__Task requirements__. Locate all lines with the word "κωλόκατσε". Copy them.

__Task input__.

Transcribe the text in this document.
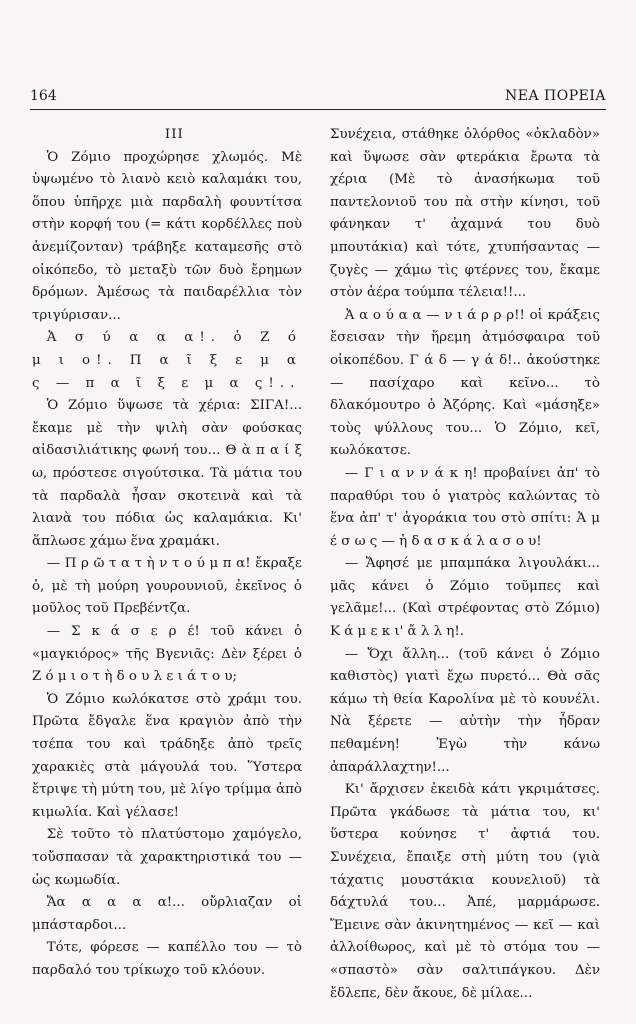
164	ΝΕΑ ΠΟΡΕΙΑ

III

Ὁ Ζόμιο προχώρησε χλωμός. Μὲ ὑψωμένο τὸ λιανὸ κειὸ καλαμάκι του, ὅπου ὑπῆρχε μιὰ παρδαλὴ φουντίτσα στὴν κορφή του (= κάτι κορδέλλες ποὺ ἀνεμίζονταν) τράβηξε καταμεσῆς στὸ οἰκόπεδο, τὸ μεταξὺ τῶν δυὸ ἔρημων δρόμων. Ἀμέσως τὰ παιδαρέλλια τὸν τριγύρισαν...

Ἀ σ ύ α α α!. ὁ Ζ ό μ ι ο!. Π α ῖ ξ ε μ α ς — π α ῖ ξ ε μ α ς!..

Ὁ Ζόμιο ὕψωσε τὰ χέρια: ΣΙΓΑ!... ἔκαμε μὲ τὴν ψιλὴ σὰν φούσκας αἰδασιλιάτικης φωνή του... Θ ὰ π α ί ξ ω, πρόστεσε σιγούτσικα. Τὰ μάτια του τὰ παρδαλὰ ἦσαν σκοτεινὰ καὶ τὰ λιανὰ του πόδια ὡς καλαμάκια. Κι' ἅπλωσε χάμω ἕνα χραμάκι.

— Π ρ ῶ τ α τ ὴ ν τ ο ύ μ π α! ἔκραξε ὁ, μὲ τὴ μούρη γουρουνιοῦ, ἐκεῖνος ὁ μοῦλος τοῦ Πρεβέντζα.

— Σ κ ά σ ε ρ έ! τοῦ κάνει ὁ «μαγκιόρος» τῆς Βγενιᾶς: Δὲν ξέρει ὁ Ζ ό μ ι ο τ ὴ δ ο υ λ ε ι ά τ ο υ;

Ὁ Ζόμιο κωλόκατσε στὸ χράμι του. Πρῶτα ἔδγαλε ἕνα κραγιὸν ἀπὸ τὴν τσέπα του καὶ τράδηξε ἀπὸ τρεῖς χαρακιὲς στὰ μάγουλά του. Ὕστερα ἔτριψε τὴ μύτη του, μὲ λίγο τρίμμα ἀπὸ κιμωλία. Καὶ γέλασε!

Σὲ τοῦτο τὸ πλατύστομο χαμόγελο, τοὔσπασαν τὰ χαρακτηριστικά του — ὡς κωμωδία.

Ἄα α α α α!... οὔρλιαζαν οἱ μπάσταρδοι...

Τότε, φόρεσε — καπέλλο του — τὸ παρδαλό του τρίκωχο τοῦ κλόουν.

Συνέχεια, στάθηκε ὀλόρθος «ὀκλαδὸν» καὶ ὕψωσε σὰν φτεράκια ἔρωτα τὰ χέρια (Μὲ τὸ ἀνασήκωμα τοῦ παντελονιοῦ του πὰ στὴν κίνησι, τοῦ φάνηκαν τ' ἀχαμνά του δυὸ μπουτάκια) καὶ τότε, χτυπήσαντας — ζυγὲς — χάμω τὶς φτέρνες του, ἔκαμε στὸν ἀέρα τούμπα τέλεια!!...

Ἀ α ο ύ α α — ν ι ά ρ ρ ρ!! οἱ κράξεις ἔσεισαν τὴν ἥρεμη ἀτμόσφαιρα τοῦ οἰκοπέδου. Γ ά δ — γ ά δ!.. ἀκούστηκε — πασίχαρο καὶ κεῖνο... τὸ δλακόμουτρο ὁ Ἀζόρης. Καὶ «μάσηξε» τοὺς ψύλλους του... Ὁ Ζόμιο, κεῖ, κωλόκατσε.

— Γ ι α ν ν ά κ η! προβαίνει ἀπ' τὸ παραθύρι του ὁ γιατρὸς καλώντας τὸ ἕνα ἀπ' τ' ἀγοράκια του στὸ σπίτι: Ἀ μ έ σ ω ς — ἡ δ α σ κ ά λ α σ ο υ!

— Ἄφησέ με μπαμπάκα λιγουλάκι... μᾶς κάνει ὁ Ζόμιο τοῦμπες καὶ γελᾶμε!... (Καὶ στρέφοντας στὸ Ζόμιο) Κ ά μ ε κ ι' ἄ λ λ η!.

— Ὄχι ἄλλη... (τοῦ κάνει ὁ Ζόμιο καθιστὸς) γιατὶ ἔχω πυρετό... Θὰ σᾶς κάμω τὴ θεία Καρολίνα μὲ τὸ κουνέλι. Νὰ ξέρετε — αὐτὴν τὴν ἦδραν πεθαμένη! Ἐγὼ τὴν κάνω ἀπαράλλαχτην!...

Κι' ἄρχισεν ἐκειδὰ κάτι γκριμάτσες. Πρῶτα γκάδωσε τὰ μάτια του, κι' ὕστερα κούνησε τ' ἀφτιά του. Συνέχεια, ἔπαιξε στὴ μύτη του (γιὰ τάχατις μουστάκια κουνελιοῦ) τὰ δάχτυλά του... Ἀπέ, μαρμάρωσε. Ἔμεινε σὰν ἀκινητημένος — κεῖ — καὶ ἀλλοίθωρος, καὶ μὲ τὸ στόμα του — «σπαστὸ» σὰν σαλτιπάγκου. Δὲν ἔδλεπε, δὲν ἄκουε, δὲ μίλαε...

__Result of this task__.
Ὁ Ζόμιο κωλόκατσε στὸ χράμι του. Πρῶτα ἔδγαλε ἕνα κραγιὸν ἀπὸ τὴν τσέπα του καὶ τράδηξε ἀπὸ τρεῖς χαρακιὲς στὰ μάγουλά του. Ὕστερα ἔτριψε τὴ μύτη του, μὲ λίγο τρίμμα ἀπὸ κιμωλία. Καὶ γέλασε!
Ἀ α ο ύ α α — ν ι ά ρ ρ ρ!! οἱ κράξεις ἔσεισαν τὴν ἥρεμη ἀτμόσφαιρα τοῦ οἰκοπέδου. Γ ά δ — γ ά δ!.. ἀκούστηκε — πασίχαρο καὶ κεῖνο... τὸ δλακόμουτρο ὁ Ἀζόρης. Καὶ «μάσηξε» τοὺς ψύλλους του... Ὁ Ζόμιο, κεῖ, κωλόκατσε.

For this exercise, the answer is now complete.